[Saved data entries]
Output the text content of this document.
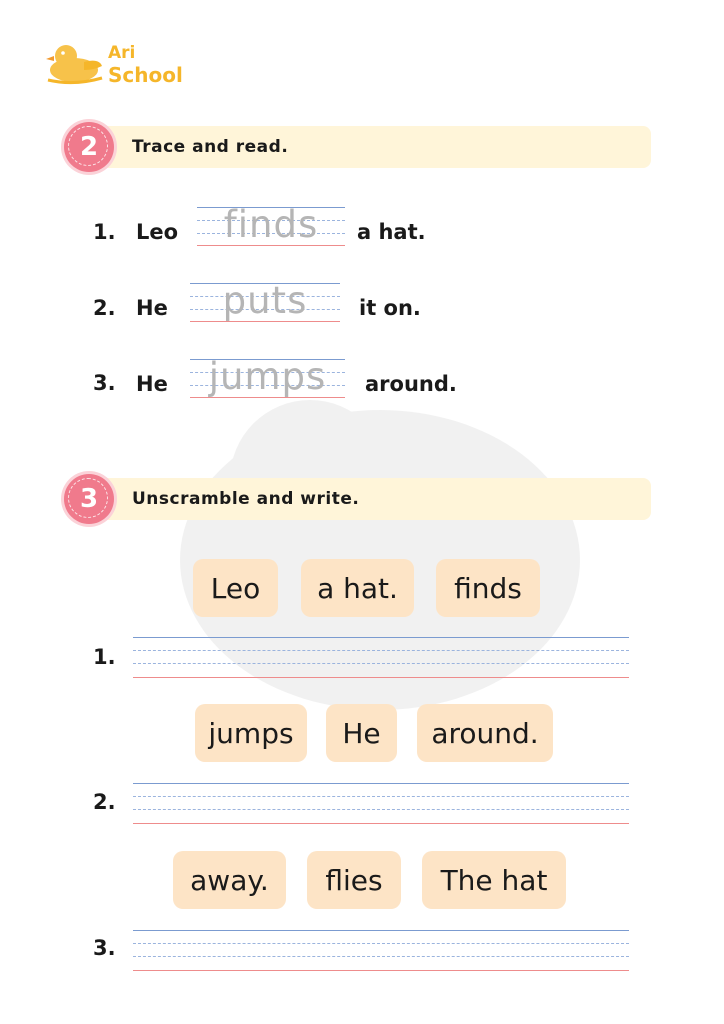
Ari
School
2 Trace and read.
1. Leo	finds	a hat.
2. He	puts	it on.
3. He	jumps	around.
3 Unscramble and write.
Leo	a hat.	finds
1.
jumps	He	around.
2.
away.	flies	The hat
3.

◆ Goal
Return the records exactly. Don't carry the pictures over.

◆ Answer to the exercise
Output the text content of this document.
Ari
School
2 Trace and read.
1. Leo	finds	a hat.
2. He	puts	it on.
3. He	jumps	around.
3 Unscramble and write.
Leo	a hat.	finds
1.
jumps	He	around.
2.
away.	flies	The hat
3.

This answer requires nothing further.